§ Entries:
(begin)

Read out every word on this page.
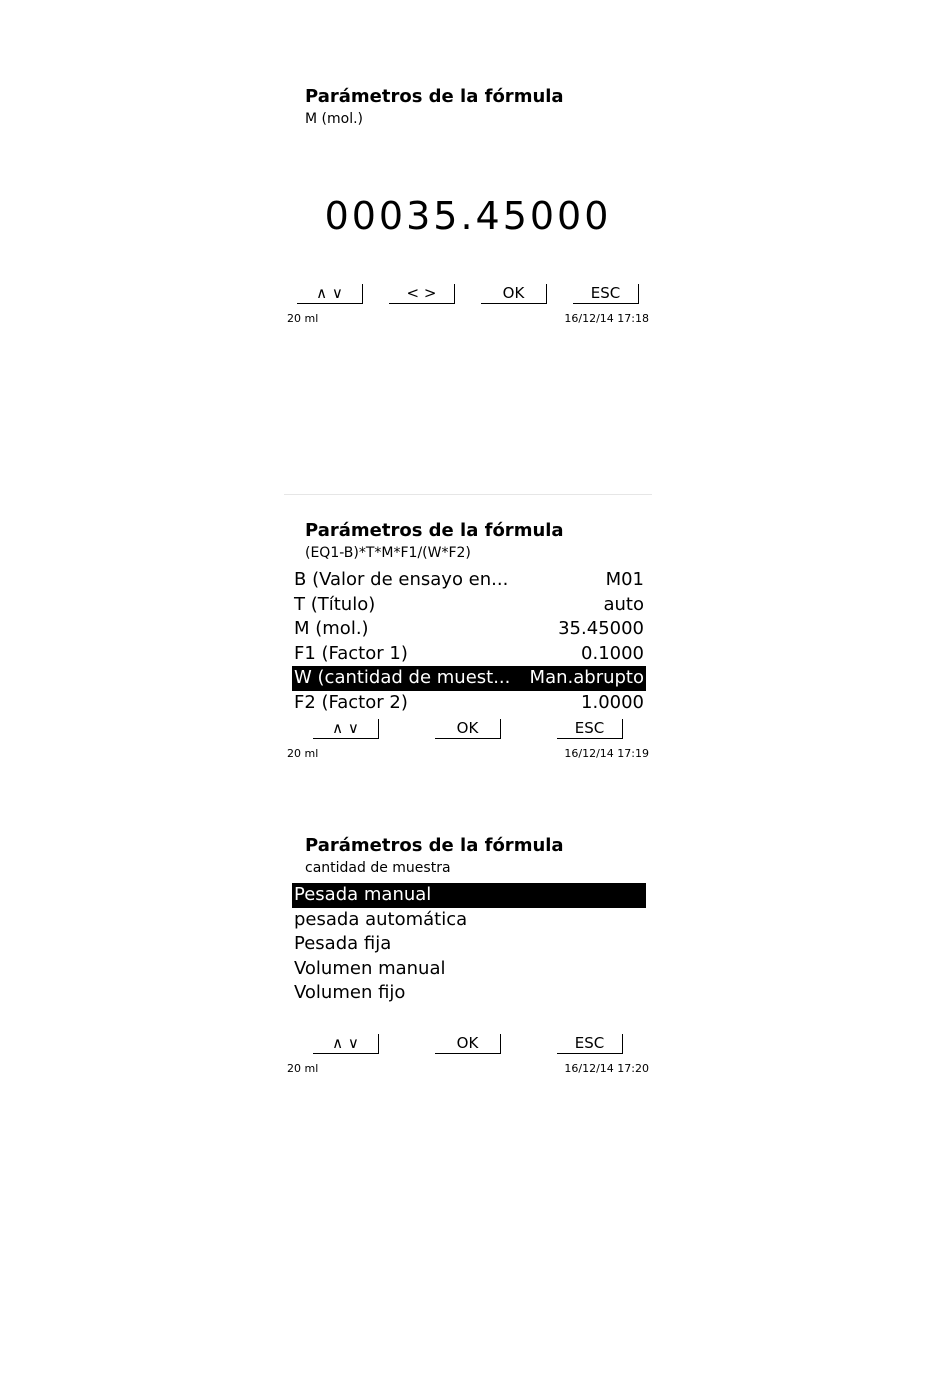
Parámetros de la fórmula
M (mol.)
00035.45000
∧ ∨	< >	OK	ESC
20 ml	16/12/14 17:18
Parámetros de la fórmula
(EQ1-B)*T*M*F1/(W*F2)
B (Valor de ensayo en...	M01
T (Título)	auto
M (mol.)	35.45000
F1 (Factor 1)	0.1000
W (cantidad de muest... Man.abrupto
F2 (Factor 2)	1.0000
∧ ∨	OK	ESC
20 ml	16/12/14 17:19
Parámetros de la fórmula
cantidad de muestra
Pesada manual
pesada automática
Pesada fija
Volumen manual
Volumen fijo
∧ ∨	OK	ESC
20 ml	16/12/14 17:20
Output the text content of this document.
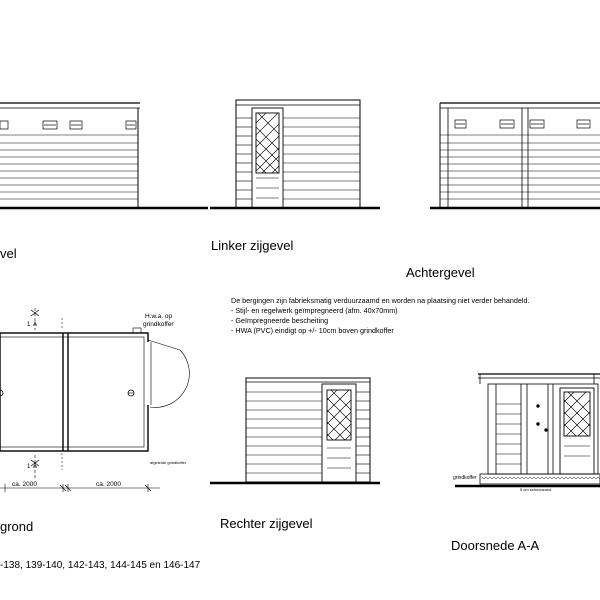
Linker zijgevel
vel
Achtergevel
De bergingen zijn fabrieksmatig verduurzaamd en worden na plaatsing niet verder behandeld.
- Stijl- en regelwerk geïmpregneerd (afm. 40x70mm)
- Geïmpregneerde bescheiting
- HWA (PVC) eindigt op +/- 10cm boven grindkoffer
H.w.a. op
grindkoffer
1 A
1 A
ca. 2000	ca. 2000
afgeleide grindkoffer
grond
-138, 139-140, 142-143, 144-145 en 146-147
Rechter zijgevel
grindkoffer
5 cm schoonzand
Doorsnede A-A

(end)

§ What the task asks: Omit pictures; set down the rest of the material word for word.

§ Task response:
Read out every word on this page.
Parámetros de la fórmula
M (mol.)
00035.45000
∧ ∨	< >	OK	ESC
20 ml	16/12/14 17:18
Parámetros de la fórmula
(EQ1-B)*T*M*F1/(W*F2)
B (Valor de ensayo en...	M01
T (Título)	auto
M (mol.)	35.45000
F1 (Factor 1)	0.1000
W (cantidad de muest... Man.abrupto
F2 (Factor 2)	1.0000
∧ ∨	OK	ESC
20 ml	16/12/14 17:19
Parámetros de la fórmula
cantidad de muestra
Pesada manual
pesada automática
Pesada fija
Volumen manual
Volumen fijo
∧ ∨	OK	ESC
20 ml	16/12/14 17:20
Output the text content of this document.
Linker zijgevel
vel
Achtergevel
De bergingen zijn fabrieksmatig verduurzaamd en worden na plaatsing niet verder behandeld.
- Stijl- en regelwerk geïmpregneerd (afm. 40x70mm)
- Geïmpregneerde bescheiting
- HWA (PVC) eindigt op +/- 10cm boven grindkoffer
H.w.a. op
grindkoffer
1 A
1 A
ca. 2000	ca. 2000
afgeleide grindkoffer
grond
-138, 139-140, 142-143, 144-145 en 146-147
Rechter zijgevel
grindkoffer
5 cm schoonzand
Doorsnede A-A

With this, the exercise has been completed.